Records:
□ □ □ □

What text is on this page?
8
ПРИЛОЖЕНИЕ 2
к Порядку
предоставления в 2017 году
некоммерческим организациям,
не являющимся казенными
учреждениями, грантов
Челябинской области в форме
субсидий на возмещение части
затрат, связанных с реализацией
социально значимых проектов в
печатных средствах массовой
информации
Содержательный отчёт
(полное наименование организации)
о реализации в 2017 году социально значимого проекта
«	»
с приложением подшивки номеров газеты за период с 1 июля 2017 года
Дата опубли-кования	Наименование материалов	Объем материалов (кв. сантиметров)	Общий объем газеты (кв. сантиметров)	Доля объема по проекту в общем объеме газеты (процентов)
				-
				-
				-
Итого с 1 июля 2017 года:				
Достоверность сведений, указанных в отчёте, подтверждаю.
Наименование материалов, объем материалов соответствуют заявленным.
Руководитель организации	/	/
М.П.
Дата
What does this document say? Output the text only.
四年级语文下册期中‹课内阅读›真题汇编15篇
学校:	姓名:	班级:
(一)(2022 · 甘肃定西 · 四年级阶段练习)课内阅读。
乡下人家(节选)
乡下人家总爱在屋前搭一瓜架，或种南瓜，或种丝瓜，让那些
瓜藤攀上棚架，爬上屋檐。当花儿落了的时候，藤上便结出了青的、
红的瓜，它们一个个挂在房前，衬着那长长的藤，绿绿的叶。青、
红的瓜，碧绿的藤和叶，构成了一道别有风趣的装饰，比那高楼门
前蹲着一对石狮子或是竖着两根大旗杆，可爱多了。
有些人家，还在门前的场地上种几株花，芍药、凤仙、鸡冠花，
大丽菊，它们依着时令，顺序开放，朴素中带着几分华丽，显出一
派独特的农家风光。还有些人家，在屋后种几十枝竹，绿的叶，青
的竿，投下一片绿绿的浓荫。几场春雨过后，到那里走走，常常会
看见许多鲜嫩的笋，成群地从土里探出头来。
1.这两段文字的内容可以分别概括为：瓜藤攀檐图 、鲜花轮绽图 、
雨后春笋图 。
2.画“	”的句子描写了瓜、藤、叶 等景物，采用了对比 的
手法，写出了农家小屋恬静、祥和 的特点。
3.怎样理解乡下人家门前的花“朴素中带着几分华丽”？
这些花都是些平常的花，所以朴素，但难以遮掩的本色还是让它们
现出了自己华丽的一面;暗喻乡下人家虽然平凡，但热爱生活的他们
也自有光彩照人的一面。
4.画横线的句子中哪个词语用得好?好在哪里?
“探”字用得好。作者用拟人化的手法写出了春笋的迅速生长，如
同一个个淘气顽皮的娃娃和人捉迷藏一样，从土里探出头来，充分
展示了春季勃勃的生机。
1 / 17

□ □ □ □

Copy all the lines above that hold the string "материалов".

**THE COMPLETED TASK**
Дата опубли-кования	Наименование материалов	Объем материалов (кв. сантиметров)	Общий объем газеты (кв. сантиметров)	Доля объема по проекту в общем объеме газеты (процентов)
Наименование материалов, объем материалов соответствуют заявленным.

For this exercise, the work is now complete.